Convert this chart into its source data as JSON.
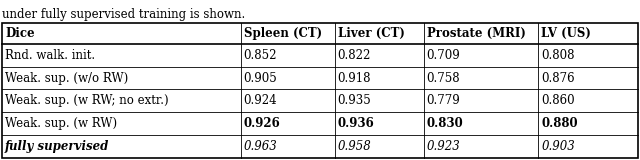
{
  "caption": "under fully supervised training is shown.",
  "headers": [
    "Dice",
    "Spleen (CT)",
    "Liver (CT)",
    "Prostate (MRI)",
    "LV (US)"
  ],
  "rows": [
    {
      "label": "Rnd. walk. init.",
      "values": [
        "0.852",
        "0.822",
        "0.709",
        "0.808"
      ],
      "bold_values": false,
      "italic_label": false,
      "bold_label": false,
      "italic_values": false
    },
    {
      "label": "Weak. sup. (w/o RW)",
      "values": [
        "0.905",
        "0.918",
        "0.758",
        "0.876"
      ],
      "bold_values": false,
      "italic_label": false,
      "bold_label": false,
      "italic_values": false
    },
    {
      "label": "Weak. sup. (w RW; no extr.)",
      "values": [
        "0.924",
        "0.935",
        "0.779",
        "0.860"
      ],
      "bold_values": false,
      "italic_label": false,
      "bold_label": false,
      "italic_values": false
    },
    {
      "label": "Weak. sup. (w RW)",
      "values": [
        "0.926",
        "0.936",
        "0.830",
        "0.880"
      ],
      "bold_values": true,
      "italic_label": false,
      "bold_label": false,
      "italic_values": false
    },
    {
      "label": "fully supervised",
      "values": [
        "0.963",
        "0.958",
        "0.923",
        "0.903"
      ],
      "bold_values": false,
      "italic_label": true,
      "bold_label": true,
      "italic_values": true
    }
  ],
  "font_size": 8.5,
  "caption_font_size": 8.5
}
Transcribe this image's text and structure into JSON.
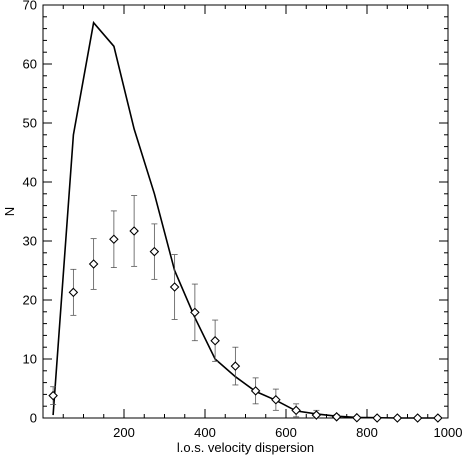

━━━━━━━━━━

Go through the entries and return each line where the word "true" appears.

■ Response ■
      "bold_values": true,
      "italic_label": true,
      "bold_label": true,
      "italic_values": true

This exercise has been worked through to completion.